=== Stated goal ===
How many lines of these entries include the string "into"? State the number alone.

=== Input for this task ===

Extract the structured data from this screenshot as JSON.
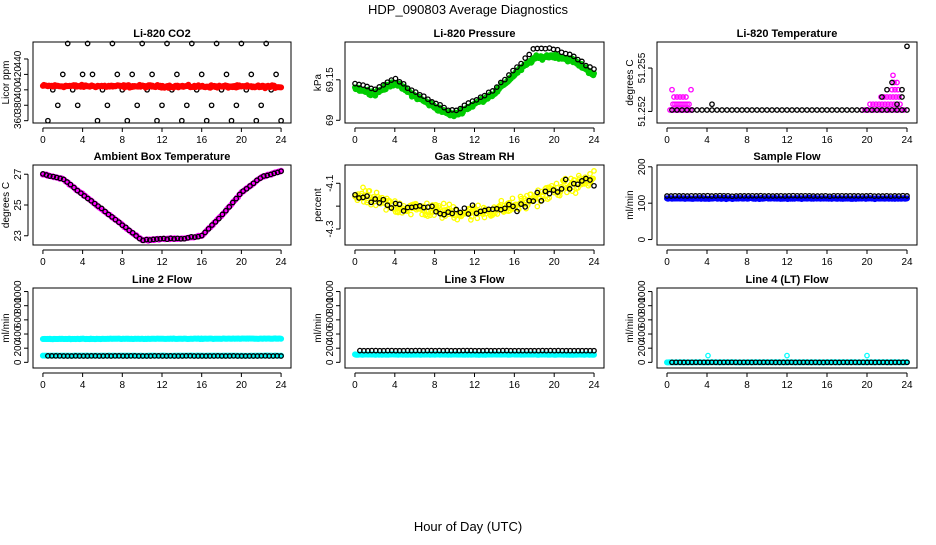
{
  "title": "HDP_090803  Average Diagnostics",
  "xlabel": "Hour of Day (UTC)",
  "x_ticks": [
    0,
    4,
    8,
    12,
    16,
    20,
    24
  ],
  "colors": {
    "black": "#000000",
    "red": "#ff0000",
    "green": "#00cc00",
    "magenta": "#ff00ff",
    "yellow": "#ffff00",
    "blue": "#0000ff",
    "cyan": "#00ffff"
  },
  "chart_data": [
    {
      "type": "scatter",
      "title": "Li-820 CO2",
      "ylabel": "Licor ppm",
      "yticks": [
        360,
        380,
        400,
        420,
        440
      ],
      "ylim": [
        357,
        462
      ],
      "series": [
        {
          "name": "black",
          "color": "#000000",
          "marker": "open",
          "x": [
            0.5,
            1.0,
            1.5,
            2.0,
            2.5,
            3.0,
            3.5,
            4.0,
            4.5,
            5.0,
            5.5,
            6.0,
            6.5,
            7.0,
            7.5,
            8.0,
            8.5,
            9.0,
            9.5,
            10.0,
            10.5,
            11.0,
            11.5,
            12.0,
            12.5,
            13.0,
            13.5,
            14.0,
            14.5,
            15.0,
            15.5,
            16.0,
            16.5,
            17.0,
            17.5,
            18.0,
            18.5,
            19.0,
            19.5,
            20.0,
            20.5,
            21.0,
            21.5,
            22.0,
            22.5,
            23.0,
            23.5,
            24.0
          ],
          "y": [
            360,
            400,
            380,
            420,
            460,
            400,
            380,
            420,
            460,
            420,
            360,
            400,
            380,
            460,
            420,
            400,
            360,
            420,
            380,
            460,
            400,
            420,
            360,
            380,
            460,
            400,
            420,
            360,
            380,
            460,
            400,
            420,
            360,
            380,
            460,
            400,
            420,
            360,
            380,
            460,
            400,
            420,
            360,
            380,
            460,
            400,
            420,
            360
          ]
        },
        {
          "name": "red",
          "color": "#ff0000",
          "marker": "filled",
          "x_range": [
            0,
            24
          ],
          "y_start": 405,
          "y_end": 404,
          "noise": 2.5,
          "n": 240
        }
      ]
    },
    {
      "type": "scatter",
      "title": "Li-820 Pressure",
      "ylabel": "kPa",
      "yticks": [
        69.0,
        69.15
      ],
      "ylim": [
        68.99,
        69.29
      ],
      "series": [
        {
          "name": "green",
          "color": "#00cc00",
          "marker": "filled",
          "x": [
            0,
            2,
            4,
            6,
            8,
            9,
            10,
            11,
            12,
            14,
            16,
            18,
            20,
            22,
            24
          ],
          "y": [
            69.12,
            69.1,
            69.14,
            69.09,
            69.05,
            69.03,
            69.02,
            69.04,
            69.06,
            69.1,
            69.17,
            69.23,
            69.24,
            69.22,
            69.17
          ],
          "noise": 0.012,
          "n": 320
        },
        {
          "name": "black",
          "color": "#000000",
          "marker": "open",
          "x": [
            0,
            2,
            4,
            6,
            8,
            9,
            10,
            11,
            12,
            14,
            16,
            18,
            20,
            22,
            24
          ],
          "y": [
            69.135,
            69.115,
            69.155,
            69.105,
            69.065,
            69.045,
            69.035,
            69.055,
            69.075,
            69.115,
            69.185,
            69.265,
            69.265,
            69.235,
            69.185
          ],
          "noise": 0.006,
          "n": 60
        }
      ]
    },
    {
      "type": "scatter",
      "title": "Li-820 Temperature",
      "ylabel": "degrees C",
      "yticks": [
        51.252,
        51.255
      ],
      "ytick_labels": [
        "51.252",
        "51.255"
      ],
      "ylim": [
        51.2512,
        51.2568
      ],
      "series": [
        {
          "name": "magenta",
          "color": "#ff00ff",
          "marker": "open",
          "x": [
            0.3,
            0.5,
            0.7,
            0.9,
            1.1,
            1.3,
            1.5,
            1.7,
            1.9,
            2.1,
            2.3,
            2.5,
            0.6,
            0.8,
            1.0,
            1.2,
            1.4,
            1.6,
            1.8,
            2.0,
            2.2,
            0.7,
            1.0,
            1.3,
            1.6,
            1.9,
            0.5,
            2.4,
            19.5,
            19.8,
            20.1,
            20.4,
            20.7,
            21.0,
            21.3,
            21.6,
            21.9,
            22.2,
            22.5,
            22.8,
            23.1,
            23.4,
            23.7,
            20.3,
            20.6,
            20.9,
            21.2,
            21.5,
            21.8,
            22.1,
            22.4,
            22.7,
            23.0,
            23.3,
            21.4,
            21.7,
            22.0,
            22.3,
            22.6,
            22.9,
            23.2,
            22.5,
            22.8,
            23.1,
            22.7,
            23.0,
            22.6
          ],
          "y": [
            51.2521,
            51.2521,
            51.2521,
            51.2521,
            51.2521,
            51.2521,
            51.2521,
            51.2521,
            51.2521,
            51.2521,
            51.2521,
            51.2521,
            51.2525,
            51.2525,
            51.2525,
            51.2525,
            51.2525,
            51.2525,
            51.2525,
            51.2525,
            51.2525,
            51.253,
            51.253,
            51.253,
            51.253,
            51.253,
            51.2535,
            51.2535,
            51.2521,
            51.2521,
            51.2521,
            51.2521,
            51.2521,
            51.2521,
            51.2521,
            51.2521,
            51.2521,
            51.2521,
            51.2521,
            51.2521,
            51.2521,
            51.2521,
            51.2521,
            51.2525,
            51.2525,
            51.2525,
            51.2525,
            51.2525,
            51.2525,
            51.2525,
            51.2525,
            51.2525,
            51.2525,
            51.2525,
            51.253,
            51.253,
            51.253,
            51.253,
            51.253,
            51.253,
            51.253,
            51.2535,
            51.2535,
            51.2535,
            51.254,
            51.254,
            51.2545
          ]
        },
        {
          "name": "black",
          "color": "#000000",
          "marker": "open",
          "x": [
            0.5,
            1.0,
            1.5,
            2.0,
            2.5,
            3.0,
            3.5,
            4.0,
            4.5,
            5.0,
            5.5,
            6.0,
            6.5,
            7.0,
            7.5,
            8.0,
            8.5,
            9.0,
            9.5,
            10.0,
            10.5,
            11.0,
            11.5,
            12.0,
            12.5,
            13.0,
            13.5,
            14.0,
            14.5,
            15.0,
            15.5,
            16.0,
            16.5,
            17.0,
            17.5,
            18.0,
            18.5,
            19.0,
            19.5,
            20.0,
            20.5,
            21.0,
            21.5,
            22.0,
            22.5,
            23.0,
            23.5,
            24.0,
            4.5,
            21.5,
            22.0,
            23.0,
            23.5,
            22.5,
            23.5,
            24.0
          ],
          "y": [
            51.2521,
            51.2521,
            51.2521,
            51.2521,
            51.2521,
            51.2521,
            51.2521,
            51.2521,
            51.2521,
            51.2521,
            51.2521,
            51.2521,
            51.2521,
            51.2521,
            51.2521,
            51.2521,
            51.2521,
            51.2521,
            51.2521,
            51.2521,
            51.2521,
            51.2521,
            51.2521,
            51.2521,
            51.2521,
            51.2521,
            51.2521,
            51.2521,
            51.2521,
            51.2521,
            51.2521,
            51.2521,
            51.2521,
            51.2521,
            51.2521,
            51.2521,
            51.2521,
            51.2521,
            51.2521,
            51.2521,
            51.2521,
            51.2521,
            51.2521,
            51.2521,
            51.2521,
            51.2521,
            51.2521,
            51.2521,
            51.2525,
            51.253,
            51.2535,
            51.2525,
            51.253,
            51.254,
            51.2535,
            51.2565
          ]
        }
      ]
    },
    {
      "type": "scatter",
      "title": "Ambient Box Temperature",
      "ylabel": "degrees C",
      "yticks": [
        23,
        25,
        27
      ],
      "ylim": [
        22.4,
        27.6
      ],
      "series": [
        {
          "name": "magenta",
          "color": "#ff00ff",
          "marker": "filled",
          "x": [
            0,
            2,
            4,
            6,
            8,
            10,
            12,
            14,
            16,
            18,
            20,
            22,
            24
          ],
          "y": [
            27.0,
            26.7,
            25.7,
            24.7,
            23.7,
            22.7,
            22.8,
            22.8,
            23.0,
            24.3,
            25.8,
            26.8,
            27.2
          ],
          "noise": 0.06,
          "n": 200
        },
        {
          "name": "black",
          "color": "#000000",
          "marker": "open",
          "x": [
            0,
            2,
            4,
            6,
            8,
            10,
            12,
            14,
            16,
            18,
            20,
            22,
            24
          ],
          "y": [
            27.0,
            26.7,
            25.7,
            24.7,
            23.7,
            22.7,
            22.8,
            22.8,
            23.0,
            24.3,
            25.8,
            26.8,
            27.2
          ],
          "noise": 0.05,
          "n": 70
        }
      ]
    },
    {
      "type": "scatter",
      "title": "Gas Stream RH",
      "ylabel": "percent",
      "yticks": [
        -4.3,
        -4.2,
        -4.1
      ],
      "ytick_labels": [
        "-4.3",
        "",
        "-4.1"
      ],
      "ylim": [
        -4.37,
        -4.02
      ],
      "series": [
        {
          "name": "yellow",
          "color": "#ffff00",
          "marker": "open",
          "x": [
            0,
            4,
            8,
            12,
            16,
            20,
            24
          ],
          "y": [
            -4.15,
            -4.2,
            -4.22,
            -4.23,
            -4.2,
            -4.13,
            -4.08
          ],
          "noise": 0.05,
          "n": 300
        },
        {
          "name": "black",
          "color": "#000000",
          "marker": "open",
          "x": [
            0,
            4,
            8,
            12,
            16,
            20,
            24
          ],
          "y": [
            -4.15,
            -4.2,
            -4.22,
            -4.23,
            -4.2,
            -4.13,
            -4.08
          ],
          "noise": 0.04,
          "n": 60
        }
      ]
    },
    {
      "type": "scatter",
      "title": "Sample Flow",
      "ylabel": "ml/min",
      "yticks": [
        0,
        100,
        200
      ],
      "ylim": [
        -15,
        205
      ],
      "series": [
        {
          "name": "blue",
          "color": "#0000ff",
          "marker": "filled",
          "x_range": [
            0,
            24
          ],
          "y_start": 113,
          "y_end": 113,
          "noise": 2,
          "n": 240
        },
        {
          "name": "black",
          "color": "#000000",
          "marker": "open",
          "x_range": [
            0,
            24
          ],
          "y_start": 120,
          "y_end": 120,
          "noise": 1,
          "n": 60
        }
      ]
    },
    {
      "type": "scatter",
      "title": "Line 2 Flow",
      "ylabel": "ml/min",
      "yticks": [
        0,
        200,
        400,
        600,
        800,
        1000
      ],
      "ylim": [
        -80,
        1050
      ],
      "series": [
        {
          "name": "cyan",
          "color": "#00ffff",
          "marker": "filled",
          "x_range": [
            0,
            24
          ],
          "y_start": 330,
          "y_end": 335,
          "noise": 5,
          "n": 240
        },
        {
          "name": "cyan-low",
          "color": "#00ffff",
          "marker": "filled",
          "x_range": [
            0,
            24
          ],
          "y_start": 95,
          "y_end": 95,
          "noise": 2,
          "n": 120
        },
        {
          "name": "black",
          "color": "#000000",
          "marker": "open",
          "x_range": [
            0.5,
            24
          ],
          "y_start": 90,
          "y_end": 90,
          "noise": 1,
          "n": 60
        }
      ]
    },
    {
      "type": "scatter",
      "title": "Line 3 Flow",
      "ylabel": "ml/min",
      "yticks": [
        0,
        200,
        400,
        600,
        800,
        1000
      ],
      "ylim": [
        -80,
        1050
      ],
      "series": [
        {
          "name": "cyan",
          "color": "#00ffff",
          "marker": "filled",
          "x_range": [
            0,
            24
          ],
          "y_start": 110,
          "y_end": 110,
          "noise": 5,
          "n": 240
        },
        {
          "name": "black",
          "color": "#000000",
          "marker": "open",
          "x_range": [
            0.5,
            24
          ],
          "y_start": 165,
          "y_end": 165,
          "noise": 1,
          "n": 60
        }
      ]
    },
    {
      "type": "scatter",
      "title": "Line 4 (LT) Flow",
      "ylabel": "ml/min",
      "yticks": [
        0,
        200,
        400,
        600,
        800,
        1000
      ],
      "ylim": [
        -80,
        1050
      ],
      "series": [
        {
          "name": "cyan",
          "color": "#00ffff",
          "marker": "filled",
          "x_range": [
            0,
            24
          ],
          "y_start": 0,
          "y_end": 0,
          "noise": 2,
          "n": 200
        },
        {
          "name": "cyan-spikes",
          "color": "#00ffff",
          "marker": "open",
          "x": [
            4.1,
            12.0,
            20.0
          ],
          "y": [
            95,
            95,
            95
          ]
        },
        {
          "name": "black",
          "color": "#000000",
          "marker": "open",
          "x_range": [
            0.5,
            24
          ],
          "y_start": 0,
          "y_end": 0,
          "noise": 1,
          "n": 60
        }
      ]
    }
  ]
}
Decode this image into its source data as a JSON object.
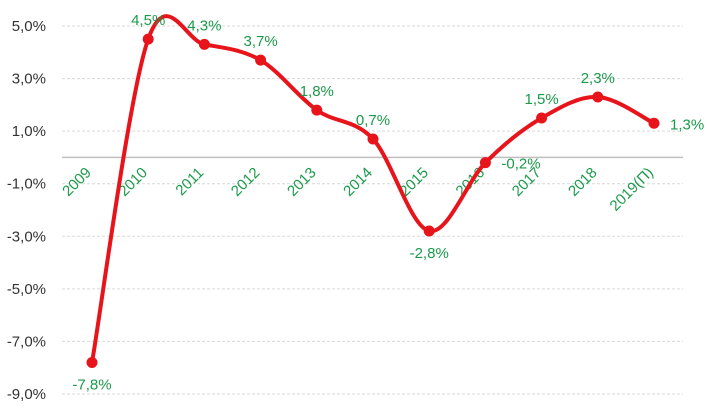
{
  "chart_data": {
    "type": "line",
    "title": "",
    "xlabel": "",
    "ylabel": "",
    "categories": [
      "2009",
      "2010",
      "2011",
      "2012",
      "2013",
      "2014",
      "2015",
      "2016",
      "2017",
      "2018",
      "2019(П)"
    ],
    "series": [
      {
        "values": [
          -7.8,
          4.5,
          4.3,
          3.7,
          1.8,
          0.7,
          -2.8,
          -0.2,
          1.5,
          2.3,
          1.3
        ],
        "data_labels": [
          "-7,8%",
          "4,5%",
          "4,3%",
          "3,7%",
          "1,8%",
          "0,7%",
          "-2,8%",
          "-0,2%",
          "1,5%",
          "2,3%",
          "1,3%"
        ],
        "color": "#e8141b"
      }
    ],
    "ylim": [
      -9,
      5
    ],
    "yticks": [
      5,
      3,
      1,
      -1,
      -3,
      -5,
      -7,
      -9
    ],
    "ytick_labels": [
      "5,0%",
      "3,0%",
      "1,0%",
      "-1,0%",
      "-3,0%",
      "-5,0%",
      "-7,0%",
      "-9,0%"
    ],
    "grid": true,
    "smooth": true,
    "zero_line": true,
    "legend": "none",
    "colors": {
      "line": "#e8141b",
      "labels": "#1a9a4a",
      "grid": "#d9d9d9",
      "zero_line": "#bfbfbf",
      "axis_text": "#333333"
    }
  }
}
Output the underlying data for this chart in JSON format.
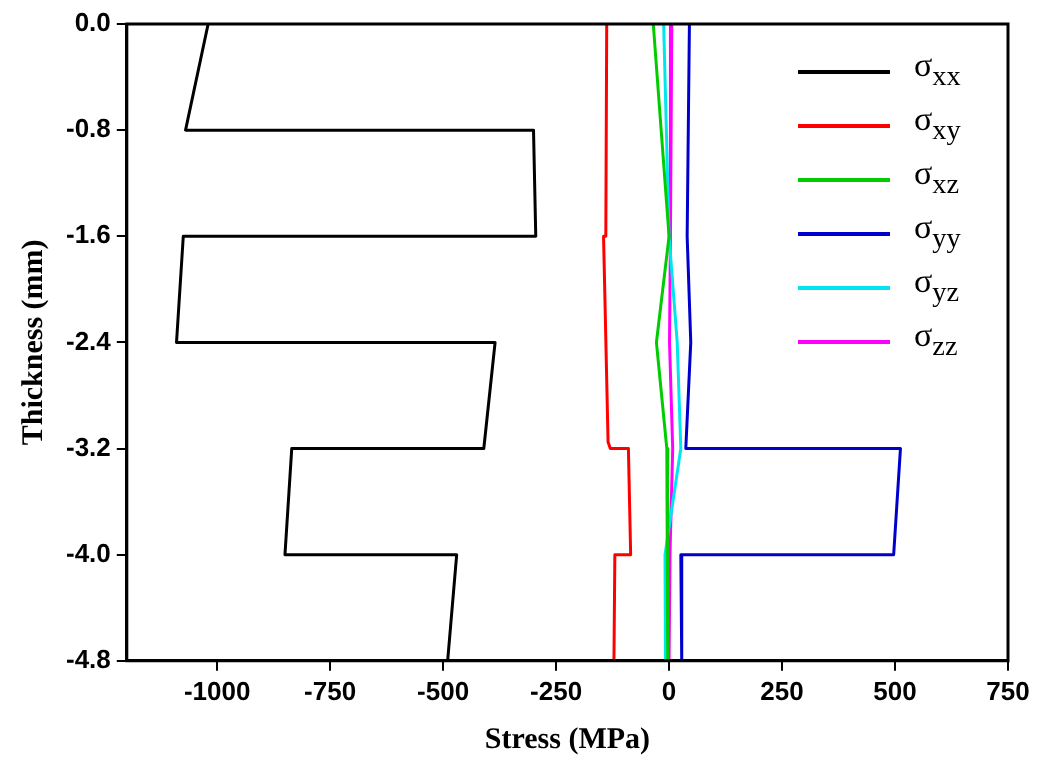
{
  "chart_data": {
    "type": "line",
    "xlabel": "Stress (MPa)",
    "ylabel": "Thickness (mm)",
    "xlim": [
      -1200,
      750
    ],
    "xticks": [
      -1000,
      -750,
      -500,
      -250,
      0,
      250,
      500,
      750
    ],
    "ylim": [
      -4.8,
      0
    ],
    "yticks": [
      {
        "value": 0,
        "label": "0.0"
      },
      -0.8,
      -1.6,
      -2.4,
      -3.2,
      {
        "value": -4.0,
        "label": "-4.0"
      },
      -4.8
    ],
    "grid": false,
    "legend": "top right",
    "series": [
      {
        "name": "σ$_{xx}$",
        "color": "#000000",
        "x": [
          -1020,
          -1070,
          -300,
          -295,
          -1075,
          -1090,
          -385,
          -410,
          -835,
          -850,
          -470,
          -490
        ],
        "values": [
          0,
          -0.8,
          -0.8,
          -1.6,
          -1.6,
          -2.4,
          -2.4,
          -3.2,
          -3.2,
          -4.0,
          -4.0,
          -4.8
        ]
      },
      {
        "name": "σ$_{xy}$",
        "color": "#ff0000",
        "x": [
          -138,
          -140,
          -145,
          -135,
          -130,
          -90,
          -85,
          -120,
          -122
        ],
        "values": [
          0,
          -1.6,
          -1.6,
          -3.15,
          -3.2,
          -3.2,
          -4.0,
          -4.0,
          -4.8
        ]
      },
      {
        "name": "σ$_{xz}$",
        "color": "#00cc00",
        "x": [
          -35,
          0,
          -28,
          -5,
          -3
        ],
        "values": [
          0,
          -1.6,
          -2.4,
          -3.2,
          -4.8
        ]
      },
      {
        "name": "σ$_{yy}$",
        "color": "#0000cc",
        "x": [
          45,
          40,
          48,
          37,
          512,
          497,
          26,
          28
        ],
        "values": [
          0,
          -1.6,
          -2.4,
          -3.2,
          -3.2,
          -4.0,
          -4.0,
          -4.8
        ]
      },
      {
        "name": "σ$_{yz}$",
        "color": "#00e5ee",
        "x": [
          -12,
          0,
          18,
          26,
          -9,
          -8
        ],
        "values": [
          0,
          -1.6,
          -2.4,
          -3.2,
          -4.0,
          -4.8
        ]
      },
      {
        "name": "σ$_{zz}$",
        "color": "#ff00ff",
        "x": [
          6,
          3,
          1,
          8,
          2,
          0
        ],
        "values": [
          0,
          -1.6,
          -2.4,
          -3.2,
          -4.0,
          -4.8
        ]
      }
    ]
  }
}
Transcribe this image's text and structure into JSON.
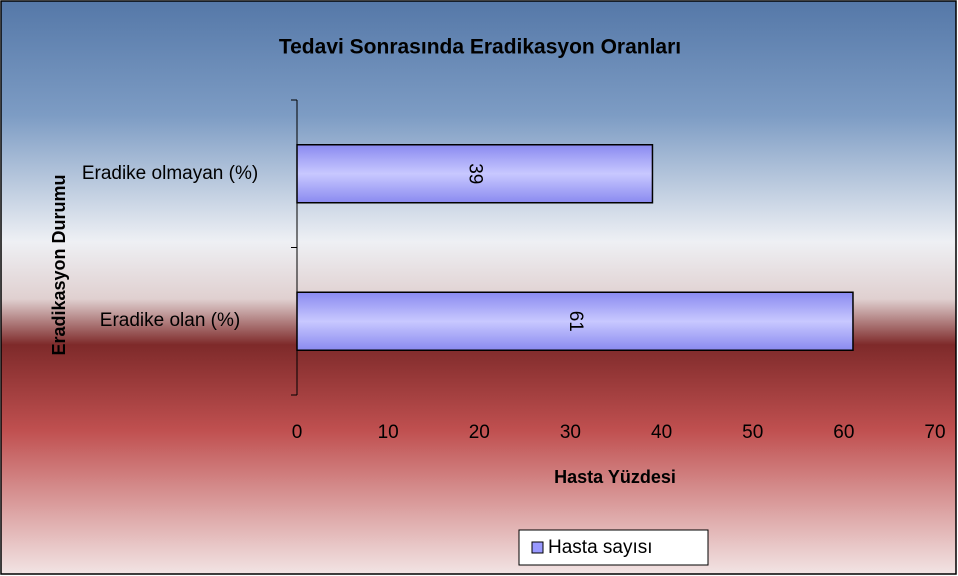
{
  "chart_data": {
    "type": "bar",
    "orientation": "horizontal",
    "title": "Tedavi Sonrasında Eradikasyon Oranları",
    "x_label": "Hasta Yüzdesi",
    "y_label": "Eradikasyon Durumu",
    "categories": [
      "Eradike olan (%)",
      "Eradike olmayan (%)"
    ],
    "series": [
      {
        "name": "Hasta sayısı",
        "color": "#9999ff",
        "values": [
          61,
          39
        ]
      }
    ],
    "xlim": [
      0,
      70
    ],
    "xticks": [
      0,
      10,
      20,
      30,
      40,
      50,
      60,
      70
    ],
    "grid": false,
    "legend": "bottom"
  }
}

=== Output of the task ===
2